### Items
* BEGIN *

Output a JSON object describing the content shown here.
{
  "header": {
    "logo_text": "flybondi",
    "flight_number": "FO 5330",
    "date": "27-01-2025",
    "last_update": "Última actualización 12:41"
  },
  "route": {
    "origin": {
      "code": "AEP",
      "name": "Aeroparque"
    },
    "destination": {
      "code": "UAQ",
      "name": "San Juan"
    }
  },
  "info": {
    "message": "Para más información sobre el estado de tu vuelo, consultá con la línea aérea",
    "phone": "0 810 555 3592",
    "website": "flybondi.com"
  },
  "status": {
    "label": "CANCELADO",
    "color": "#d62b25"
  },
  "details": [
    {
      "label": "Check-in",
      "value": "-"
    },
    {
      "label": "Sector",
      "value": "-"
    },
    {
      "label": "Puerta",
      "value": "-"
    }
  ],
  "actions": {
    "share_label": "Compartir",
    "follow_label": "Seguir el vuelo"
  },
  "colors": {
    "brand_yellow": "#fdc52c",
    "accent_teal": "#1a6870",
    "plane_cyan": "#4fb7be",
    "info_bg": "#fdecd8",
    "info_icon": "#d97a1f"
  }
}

* END *

### Objective
Find the lines with the string "flybondi" and reproduce them.

### Written solution
    "logo_text": "flybondi",
    "website": "flybondi.com"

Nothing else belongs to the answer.